**Problem details:** Look through the lines below and extract any with the word "文段出处".

**Recorded information:**
---

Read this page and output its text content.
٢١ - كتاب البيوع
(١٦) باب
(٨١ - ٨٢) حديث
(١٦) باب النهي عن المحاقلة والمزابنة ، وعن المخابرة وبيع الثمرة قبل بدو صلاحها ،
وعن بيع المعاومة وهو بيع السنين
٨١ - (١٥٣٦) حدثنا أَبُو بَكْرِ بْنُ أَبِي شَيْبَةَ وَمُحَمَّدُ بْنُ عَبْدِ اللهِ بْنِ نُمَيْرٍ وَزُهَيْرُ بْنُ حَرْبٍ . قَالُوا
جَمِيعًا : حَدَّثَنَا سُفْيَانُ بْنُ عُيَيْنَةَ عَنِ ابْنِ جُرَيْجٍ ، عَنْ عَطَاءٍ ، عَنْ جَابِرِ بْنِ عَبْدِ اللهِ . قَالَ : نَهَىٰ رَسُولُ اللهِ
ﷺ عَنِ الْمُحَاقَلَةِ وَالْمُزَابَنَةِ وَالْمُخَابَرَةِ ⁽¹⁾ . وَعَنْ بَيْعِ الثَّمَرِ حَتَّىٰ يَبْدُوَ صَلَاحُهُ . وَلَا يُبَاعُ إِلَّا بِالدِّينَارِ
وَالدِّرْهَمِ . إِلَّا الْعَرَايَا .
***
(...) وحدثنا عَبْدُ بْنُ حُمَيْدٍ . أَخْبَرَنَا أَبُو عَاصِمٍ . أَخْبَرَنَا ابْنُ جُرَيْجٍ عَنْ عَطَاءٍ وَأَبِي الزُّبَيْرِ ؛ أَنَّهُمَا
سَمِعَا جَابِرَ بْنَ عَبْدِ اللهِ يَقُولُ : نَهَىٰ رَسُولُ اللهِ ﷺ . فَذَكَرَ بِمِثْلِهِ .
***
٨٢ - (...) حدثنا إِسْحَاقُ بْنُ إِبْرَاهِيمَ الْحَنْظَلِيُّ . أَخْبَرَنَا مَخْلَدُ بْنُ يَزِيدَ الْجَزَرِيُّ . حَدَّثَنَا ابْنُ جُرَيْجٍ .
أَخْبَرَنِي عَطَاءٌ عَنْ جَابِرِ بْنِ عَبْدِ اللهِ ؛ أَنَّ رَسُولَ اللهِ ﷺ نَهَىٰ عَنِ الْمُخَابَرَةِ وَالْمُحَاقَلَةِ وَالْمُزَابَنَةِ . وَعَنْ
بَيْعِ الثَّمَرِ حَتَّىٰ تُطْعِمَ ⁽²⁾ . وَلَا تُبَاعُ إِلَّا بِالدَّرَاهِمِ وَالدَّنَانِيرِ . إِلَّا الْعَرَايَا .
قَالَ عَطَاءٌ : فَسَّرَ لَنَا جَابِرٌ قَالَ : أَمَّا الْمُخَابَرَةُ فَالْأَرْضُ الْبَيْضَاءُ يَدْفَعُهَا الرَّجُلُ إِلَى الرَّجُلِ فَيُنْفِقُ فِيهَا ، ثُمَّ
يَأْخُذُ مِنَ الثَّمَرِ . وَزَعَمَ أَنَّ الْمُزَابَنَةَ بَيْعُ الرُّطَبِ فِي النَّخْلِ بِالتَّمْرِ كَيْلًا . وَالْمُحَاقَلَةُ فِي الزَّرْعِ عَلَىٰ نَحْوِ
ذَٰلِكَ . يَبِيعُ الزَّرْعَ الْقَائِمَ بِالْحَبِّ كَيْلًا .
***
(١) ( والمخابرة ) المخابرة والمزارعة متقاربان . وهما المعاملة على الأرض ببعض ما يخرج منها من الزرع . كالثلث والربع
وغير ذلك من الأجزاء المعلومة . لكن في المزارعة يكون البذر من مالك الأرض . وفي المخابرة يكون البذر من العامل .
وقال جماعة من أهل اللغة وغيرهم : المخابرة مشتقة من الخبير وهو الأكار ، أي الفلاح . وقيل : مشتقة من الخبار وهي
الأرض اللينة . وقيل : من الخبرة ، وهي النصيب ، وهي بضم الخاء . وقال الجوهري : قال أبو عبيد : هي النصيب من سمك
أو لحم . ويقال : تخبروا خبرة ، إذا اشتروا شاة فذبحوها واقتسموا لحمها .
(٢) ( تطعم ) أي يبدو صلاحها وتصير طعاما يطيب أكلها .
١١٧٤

---

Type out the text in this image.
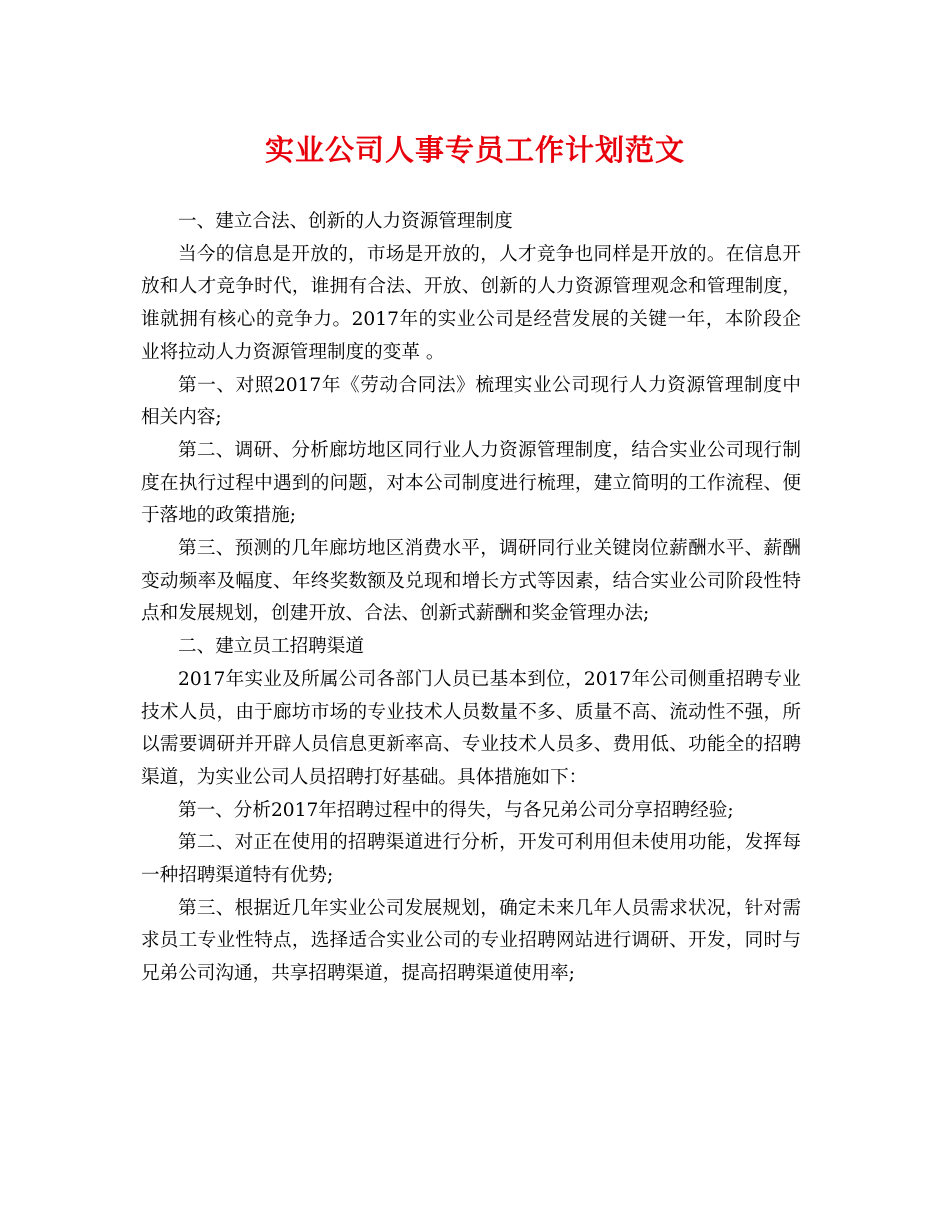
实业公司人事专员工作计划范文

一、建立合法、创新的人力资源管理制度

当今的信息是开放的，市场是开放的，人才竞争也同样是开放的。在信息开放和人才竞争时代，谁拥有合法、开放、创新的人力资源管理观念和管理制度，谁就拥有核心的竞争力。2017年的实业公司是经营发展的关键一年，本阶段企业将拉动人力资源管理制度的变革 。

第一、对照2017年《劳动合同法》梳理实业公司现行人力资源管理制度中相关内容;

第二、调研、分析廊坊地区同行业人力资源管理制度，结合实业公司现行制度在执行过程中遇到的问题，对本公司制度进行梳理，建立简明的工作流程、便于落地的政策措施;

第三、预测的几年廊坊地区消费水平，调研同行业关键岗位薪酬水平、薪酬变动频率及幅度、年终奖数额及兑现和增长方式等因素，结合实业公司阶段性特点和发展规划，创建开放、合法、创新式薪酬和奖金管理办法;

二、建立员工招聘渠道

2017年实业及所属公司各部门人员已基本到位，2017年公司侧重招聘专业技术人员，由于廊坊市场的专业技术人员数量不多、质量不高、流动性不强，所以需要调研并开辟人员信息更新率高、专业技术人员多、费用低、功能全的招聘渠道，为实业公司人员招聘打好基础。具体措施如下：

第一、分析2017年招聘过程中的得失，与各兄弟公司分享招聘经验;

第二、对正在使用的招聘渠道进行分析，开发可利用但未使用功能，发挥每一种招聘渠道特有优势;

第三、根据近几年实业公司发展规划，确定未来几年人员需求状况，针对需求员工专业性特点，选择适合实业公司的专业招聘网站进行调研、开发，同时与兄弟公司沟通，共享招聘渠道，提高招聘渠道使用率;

---

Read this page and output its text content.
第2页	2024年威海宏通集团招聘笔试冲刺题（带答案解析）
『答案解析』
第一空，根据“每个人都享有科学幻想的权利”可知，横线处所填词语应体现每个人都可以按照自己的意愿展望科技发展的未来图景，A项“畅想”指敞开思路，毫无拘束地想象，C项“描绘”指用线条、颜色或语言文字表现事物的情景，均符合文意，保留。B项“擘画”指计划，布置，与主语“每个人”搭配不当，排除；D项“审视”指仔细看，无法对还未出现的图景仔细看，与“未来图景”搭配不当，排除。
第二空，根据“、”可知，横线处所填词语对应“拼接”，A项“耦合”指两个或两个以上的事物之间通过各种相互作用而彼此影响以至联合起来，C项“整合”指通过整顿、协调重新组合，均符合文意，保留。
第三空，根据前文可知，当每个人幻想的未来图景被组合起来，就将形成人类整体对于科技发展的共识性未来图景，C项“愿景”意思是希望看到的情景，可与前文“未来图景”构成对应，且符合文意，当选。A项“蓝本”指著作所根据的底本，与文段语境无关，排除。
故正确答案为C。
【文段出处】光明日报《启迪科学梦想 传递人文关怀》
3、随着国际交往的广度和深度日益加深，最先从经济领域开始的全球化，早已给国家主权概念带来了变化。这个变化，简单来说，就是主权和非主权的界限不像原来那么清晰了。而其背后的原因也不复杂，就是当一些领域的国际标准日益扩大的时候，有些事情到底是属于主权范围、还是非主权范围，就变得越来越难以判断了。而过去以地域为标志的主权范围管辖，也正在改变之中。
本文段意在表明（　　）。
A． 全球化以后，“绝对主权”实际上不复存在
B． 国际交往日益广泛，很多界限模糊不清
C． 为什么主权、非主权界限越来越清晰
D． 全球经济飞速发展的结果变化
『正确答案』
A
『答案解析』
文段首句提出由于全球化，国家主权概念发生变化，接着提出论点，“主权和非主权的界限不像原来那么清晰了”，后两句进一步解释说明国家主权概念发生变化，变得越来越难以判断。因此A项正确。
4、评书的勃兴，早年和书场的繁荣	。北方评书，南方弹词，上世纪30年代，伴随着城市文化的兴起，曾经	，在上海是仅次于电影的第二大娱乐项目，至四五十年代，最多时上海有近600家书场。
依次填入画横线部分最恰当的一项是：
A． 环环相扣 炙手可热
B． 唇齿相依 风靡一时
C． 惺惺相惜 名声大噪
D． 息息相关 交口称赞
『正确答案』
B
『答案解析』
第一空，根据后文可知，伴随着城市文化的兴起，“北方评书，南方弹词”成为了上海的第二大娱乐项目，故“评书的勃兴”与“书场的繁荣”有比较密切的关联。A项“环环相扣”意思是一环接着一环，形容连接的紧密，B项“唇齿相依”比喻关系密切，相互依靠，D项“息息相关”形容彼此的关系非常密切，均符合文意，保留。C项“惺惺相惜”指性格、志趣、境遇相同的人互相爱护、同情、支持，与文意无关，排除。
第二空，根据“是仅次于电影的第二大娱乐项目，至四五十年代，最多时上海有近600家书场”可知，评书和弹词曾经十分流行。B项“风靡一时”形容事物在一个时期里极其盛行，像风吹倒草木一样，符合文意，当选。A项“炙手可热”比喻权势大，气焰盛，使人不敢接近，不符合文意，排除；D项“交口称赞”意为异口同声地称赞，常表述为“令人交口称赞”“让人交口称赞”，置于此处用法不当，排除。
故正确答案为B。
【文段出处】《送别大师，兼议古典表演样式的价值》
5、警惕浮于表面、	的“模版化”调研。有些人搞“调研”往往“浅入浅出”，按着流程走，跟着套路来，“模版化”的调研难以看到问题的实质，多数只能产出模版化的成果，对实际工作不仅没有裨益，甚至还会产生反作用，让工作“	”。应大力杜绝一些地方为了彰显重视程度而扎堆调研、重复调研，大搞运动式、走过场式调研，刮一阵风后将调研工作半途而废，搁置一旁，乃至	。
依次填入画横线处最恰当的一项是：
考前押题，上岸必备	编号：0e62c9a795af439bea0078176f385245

---

**Task solution:**
【文段出处】光明日报《启迪科学梦想 传递人文关怀》
【文段出处】《送别大师，兼议古典表演样式的价值》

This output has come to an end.